Figure collection entries
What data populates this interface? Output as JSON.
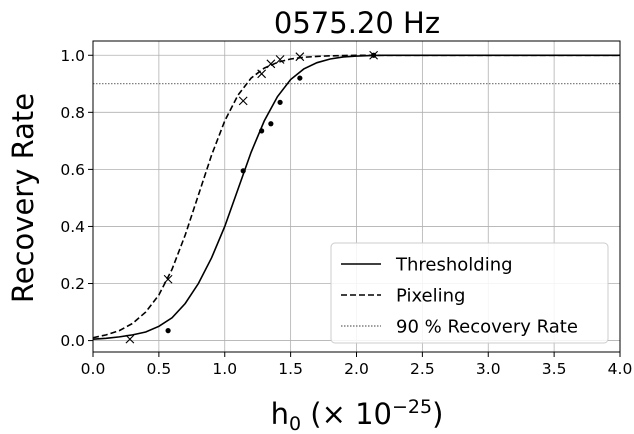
{
  "chart_data": {
    "type": "line",
    "title": "0575.20 Hz",
    "xlabel": {
      "base": "h",
      "sub": "0",
      "mid": " (× 10",
      "sup": "−25",
      "end": ")"
    },
    "ylabel": "Recovery Rate",
    "xlim": [
      0.0,
      4.0
    ],
    "ylim": [
      -0.04,
      1.05
    ],
    "xticks": [
      "0.0",
      "0.5",
      "1.0",
      "1.5",
      "2.0",
      "2.5",
      "3.0",
      "3.5",
      "4.0"
    ],
    "yticks": [
      "0.0",
      "0.2",
      "0.4",
      "0.6",
      "0.8",
      "1.0"
    ],
    "grid": true,
    "legend_position": "lower-right",
    "series": [
      {
        "name": "Thresholding",
        "style": "solid",
        "marker": "dot",
        "x": [
          0.0,
          0.1,
          0.2,
          0.3,
          0.4,
          0.5,
          0.6,
          0.7,
          0.8,
          0.9,
          1.0,
          1.1,
          1.2,
          1.3,
          1.4,
          1.5,
          1.6,
          1.7,
          1.8,
          1.9,
          2.0,
          2.1,
          2.2,
          2.4,
          2.6,
          3.0,
          4.0
        ],
        "y": [
          0.005,
          0.008,
          0.013,
          0.02,
          0.03,
          0.05,
          0.08,
          0.13,
          0.2,
          0.29,
          0.4,
          0.53,
          0.66,
          0.77,
          0.855,
          0.915,
          0.952,
          0.974,
          0.987,
          0.994,
          0.997,
          0.999,
          1.0,
          1.0,
          1.0,
          1.0,
          1.0
        ],
        "points_x": [
          0.57,
          1.14,
          1.28,
          1.35,
          1.42,
          1.57,
          2.13
        ],
        "points_y": [
          0.035,
          0.595,
          0.735,
          0.76,
          0.835,
          0.92,
          1.0
        ]
      },
      {
        "name": "Pixeling",
        "style": "dashed",
        "marker": "x",
        "x": [
          0.0,
          0.1,
          0.2,
          0.3,
          0.4,
          0.5,
          0.6,
          0.7,
          0.8,
          0.9,
          1.0,
          1.1,
          1.2,
          1.3,
          1.4,
          1.5,
          1.6,
          1.7,
          1.8,
          1.9,
          2.0,
          2.2,
          2.5,
          3.0,
          4.0
        ],
        "y": [
          0.01,
          0.02,
          0.035,
          0.06,
          0.1,
          0.16,
          0.25,
          0.37,
          0.51,
          0.65,
          0.77,
          0.86,
          0.92,
          0.955,
          0.975,
          0.987,
          0.993,
          0.996,
          0.998,
          0.999,
          1.0,
          1.0,
          1.0,
          1.0,
          1.0
        ],
        "points_x": [
          0.28,
          0.57,
          1.14,
          1.28,
          1.35,
          1.42,
          1.57,
          2.13
        ],
        "points_y": [
          0.005,
          0.215,
          0.84,
          0.935,
          0.97,
          0.985,
          0.995,
          1.0
        ]
      },
      {
        "name": "90 % Recovery Rate",
        "style": "dotted",
        "marker": "none",
        "x": [
          0.0,
          4.0
        ],
        "y": [
          0.9,
          0.9
        ]
      }
    ]
  }
}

** Written task **
Can you restate all the records above word for word while dropping the pictures?

** Output **
What data populates this interface? Output as JSON.
{
  "chart_data": {
    "type": "line",
    "title": "0575.20 Hz",
    "xlabel": {
      "base": "h",
      "sub": "0",
      "mid": " (× 10",
      "sup": "−25",
      "end": ")"
    },
    "ylabel": "Recovery Rate",
    "xlim": [
      0.0,
      4.0
    ],
    "ylim": [
      -0.04,
      1.05
    ],
    "xticks": [
      "0.0",
      "0.5",
      "1.0",
      "1.5",
      "2.0",
      "2.5",
      "3.0",
      "3.5",
      "4.0"
    ],
    "yticks": [
      "0.0",
      "0.2",
      "0.4",
      "0.6",
      "0.8",
      "1.0"
    ],
    "grid": true,
    "legend_position": "lower-right",
    "series": [
      {
        "name": "Thresholding",
        "style": "solid",
        "marker": "dot",
        "x": [
          0.0,
          0.1,
          0.2,
          0.3,
          0.4,
          0.5,
          0.6,
          0.7,
          0.8,
          0.9,
          1.0,
          1.1,
          1.2,
          1.3,
          1.4,
          1.5,
          1.6,
          1.7,
          1.8,
          1.9,
          2.0,
          2.1,
          2.2,
          2.4,
          2.6,
          3.0,
          4.0
        ],
        "y": [
          0.005,
          0.008,
          0.013,
          0.02,
          0.03,
          0.05,
          0.08,
          0.13,
          0.2,
          0.29,
          0.4,
          0.53,
          0.66,
          0.77,
          0.855,
          0.915,
          0.952,
          0.974,
          0.987,
          0.994,
          0.997,
          0.999,
          1.0,
          1.0,
          1.0,
          1.0,
          1.0
        ],
        "points_x": [
          0.57,
          1.14,
          1.28,
          1.35,
          1.42,
          1.57,
          2.13
        ],
        "points_y": [
          0.035,
          0.595,
          0.735,
          0.76,
          0.835,
          0.92,
          1.0
        ]
      },
      {
        "name": "Pixeling",
        "style": "dashed",
        "marker": "x",
        "x": [
          0.0,
          0.1,
          0.2,
          0.3,
          0.4,
          0.5,
          0.6,
          0.7,
          0.8,
          0.9,
          1.0,
          1.1,
          1.2,
          1.3,
          1.4,
          1.5,
          1.6,
          1.7,
          1.8,
          1.9,
          2.0,
          2.2,
          2.5,
          3.0,
          4.0
        ],
        "y": [
          0.01,
          0.02,
          0.035,
          0.06,
          0.1,
          0.16,
          0.25,
          0.37,
          0.51,
          0.65,
          0.77,
          0.86,
          0.92,
          0.955,
          0.975,
          0.987,
          0.993,
          0.996,
          0.998,
          0.999,
          1.0,
          1.0,
          1.0,
          1.0,
          1.0
        ],
        "points_x": [
          0.28,
          0.57,
          1.14,
          1.28,
          1.35,
          1.42,
          1.57,
          2.13
        ],
        "points_y": [
          0.005,
          0.215,
          0.84,
          0.935,
          0.97,
          0.985,
          0.995,
          1.0
        ]
      },
      {
        "name": "90 % Recovery Rate",
        "style": "dotted",
        "marker": "none",
        "x": [
          0.0,
          4.0
        ],
        "y": [
          0.9,
          0.9
        ]
      }
    ]
  }
}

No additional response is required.